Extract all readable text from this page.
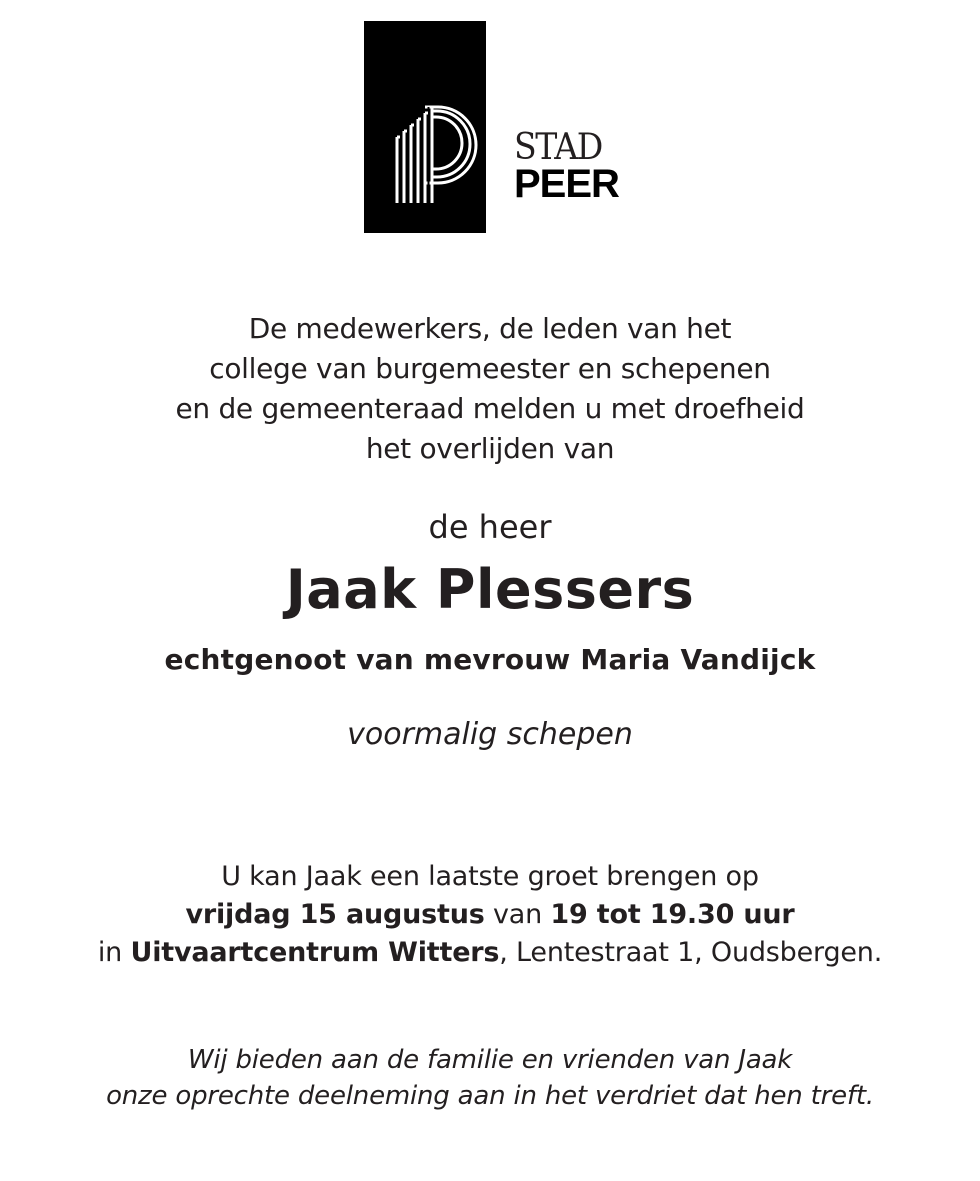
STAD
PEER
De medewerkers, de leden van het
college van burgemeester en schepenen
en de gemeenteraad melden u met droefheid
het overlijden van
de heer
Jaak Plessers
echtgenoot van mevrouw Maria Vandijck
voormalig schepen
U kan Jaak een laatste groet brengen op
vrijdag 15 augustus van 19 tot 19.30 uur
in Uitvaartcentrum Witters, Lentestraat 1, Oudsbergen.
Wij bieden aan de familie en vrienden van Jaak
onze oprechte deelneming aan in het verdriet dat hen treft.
· · · · ·
=== Requirement ===
Return all the entries word for word, but omit any pictures they contain.

=== Solution ===
Extract all readable text from this page.
STAD
PEER
De medewerkers, de leden van het
college van burgemeester en schepenen
en de gemeenteraad melden u met droefheid
het overlijden van
de heer
Jaak Plessers
echtgenoot van mevrouw Maria Vandijck
voormalig schepen
U kan Jaak een laatste groet brengen op
vrijdag 15 augustus van 19 tot 19.30 uur
in Uitvaartcentrum Witters, Lentestraat 1, Oudsbergen.
Wij bieden aan de familie en vrienden van Jaak
onze oprechte deelneming aan in het verdriet dat hen treft.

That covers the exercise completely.